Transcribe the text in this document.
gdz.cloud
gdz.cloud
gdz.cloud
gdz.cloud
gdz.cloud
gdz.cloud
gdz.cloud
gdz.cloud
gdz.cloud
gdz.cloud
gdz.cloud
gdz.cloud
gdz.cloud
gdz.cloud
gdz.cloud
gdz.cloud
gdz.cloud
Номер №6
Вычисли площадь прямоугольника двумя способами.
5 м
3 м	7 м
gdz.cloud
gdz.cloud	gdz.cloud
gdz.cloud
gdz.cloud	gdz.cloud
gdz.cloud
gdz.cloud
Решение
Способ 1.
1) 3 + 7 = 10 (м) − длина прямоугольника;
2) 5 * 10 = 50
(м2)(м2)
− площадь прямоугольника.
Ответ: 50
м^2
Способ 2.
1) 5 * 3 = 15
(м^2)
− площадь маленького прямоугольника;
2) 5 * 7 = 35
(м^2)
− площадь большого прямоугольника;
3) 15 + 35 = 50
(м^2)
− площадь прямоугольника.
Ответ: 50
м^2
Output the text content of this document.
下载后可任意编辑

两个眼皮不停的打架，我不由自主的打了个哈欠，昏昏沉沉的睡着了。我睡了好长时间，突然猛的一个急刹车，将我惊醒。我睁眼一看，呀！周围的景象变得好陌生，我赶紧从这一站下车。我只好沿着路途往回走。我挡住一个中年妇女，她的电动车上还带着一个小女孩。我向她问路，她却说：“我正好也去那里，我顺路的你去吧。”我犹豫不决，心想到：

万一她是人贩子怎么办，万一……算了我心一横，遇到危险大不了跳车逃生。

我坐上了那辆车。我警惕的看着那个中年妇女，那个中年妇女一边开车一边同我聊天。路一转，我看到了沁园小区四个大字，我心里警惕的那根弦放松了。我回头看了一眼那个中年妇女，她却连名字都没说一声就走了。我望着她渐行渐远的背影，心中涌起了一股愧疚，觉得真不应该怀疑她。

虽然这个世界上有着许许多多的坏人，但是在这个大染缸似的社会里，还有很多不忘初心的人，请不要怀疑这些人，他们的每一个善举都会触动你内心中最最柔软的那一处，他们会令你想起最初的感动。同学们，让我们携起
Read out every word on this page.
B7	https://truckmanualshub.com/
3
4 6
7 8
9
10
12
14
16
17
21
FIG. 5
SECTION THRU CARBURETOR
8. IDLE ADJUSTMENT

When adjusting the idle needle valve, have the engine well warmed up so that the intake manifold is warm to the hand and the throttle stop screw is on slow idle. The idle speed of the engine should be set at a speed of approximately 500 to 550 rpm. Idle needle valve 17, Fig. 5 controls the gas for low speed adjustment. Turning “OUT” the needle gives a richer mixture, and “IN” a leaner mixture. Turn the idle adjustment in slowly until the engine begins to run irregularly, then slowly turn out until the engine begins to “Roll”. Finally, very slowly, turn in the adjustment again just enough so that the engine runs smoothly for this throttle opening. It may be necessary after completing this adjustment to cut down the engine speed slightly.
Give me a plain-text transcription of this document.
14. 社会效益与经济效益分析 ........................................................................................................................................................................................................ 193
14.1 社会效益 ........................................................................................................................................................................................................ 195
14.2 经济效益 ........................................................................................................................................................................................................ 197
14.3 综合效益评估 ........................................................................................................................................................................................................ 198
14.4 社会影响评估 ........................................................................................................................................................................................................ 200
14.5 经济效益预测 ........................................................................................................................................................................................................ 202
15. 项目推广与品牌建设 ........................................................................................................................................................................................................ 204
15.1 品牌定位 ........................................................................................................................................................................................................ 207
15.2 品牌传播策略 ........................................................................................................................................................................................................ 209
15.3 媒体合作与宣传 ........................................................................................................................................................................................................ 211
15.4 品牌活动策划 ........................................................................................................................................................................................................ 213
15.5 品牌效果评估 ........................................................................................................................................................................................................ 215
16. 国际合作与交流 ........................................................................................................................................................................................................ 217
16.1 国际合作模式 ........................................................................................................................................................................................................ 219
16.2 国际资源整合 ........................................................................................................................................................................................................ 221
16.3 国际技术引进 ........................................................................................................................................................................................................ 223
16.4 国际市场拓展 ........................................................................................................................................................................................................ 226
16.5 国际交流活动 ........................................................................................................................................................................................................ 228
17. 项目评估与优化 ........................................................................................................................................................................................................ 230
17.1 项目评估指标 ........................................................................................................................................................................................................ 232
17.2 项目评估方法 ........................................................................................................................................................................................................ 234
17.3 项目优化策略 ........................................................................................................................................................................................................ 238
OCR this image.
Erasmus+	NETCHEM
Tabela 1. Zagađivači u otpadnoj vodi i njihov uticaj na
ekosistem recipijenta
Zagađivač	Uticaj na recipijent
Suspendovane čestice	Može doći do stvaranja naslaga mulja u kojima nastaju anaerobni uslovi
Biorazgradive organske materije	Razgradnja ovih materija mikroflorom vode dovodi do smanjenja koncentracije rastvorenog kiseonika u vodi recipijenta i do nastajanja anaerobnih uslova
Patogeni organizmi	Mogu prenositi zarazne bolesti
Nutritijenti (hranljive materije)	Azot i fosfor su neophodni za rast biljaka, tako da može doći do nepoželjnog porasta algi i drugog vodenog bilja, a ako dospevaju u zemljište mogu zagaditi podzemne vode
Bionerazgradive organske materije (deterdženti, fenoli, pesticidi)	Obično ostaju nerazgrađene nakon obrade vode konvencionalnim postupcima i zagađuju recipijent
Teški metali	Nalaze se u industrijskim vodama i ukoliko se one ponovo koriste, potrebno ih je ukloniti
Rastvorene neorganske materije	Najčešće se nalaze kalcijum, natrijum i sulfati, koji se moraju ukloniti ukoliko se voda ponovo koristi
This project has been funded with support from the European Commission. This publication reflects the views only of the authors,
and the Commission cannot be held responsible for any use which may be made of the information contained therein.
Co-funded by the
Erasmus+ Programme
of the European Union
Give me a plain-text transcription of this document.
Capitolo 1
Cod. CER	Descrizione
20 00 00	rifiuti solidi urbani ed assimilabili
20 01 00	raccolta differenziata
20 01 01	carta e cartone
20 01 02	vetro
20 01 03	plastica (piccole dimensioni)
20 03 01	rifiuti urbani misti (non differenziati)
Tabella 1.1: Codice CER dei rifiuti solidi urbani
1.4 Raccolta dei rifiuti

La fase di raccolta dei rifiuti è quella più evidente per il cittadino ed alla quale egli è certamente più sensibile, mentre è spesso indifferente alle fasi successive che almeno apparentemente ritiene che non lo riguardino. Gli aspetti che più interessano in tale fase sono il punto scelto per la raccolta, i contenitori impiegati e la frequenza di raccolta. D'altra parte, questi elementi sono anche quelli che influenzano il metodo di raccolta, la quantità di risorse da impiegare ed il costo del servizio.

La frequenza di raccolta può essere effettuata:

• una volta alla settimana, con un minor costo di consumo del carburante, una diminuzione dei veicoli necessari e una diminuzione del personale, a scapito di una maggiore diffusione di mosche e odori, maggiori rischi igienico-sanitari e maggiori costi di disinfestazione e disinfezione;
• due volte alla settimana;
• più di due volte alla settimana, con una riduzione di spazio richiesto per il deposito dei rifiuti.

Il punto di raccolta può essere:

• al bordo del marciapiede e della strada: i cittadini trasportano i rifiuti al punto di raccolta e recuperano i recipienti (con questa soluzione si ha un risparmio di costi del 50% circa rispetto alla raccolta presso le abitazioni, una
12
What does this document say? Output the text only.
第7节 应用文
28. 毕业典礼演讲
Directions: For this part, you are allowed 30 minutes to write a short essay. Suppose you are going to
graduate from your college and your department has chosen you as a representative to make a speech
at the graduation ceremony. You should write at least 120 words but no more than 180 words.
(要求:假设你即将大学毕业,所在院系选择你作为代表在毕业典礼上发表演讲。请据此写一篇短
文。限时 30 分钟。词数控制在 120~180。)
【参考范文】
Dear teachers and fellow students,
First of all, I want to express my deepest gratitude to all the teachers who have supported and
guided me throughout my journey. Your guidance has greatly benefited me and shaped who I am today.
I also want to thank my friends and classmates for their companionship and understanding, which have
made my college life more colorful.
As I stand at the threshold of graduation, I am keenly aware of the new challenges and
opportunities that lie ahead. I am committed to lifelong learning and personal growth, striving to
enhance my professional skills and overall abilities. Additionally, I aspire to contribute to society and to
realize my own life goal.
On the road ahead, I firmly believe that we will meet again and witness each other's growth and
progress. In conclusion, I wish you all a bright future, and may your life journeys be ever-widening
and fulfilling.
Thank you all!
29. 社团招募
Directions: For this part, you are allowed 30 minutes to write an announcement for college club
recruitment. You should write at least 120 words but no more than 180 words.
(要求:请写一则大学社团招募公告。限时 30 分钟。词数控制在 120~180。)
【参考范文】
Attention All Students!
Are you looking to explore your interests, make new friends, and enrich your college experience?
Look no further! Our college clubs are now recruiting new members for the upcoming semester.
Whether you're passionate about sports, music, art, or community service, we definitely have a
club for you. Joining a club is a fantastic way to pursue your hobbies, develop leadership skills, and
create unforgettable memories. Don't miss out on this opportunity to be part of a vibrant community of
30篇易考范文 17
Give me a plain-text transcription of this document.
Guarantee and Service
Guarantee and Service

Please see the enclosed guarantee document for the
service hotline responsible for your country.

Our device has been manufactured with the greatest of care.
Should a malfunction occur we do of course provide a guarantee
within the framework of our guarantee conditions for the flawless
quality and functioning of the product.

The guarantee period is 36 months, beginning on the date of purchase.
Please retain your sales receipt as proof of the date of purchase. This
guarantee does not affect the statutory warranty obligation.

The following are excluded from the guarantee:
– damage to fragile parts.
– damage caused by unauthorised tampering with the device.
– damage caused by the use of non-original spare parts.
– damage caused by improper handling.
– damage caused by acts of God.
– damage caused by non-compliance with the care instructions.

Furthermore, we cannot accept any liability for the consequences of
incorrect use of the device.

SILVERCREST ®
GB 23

******************************

• [Your instructions]:
In the records above, locate each line with the word "cannot". Copy all such lines.

• [In response]:
and the Commission cannot be held responsible for any use which may be made of the information contained therein.
Furthermore, we cannot accept any liability for the consequences of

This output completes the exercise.